##### Data extract #####
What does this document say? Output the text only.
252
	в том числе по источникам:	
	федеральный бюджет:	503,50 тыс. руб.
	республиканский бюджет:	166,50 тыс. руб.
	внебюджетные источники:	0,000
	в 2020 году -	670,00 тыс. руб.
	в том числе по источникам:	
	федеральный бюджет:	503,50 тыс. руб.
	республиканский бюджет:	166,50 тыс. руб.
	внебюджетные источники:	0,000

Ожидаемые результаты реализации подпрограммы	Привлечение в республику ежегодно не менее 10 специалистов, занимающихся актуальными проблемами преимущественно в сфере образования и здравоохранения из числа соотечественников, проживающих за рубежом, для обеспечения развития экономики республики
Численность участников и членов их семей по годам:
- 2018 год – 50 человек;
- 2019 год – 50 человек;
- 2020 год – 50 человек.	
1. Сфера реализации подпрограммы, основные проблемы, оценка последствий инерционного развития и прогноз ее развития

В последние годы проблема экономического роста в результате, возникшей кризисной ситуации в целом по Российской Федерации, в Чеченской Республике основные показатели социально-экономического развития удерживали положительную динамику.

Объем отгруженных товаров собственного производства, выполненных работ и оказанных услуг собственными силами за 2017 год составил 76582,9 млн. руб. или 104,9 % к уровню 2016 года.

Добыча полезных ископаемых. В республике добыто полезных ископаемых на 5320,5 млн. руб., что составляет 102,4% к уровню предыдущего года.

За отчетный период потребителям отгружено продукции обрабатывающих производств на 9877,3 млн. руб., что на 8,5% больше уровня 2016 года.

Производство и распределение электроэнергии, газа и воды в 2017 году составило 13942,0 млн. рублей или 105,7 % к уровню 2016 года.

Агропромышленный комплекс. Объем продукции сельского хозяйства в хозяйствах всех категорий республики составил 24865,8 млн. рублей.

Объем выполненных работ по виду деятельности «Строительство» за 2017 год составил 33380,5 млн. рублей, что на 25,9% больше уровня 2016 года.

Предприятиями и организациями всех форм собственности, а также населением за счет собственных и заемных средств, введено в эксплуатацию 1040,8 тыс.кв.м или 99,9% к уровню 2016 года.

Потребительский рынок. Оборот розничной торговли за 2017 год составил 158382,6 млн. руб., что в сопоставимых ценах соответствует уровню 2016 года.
#####
**Written problem:** Pick out the lines containing the string "году".

**Response to the task:**
	в 2020 году -	670,00 тыс. руб.
Производство и распределение электроэнергии, газа и воды в 2017 году составило 13942,0 млн. рублей или 105,7 % к уровню 2016 года.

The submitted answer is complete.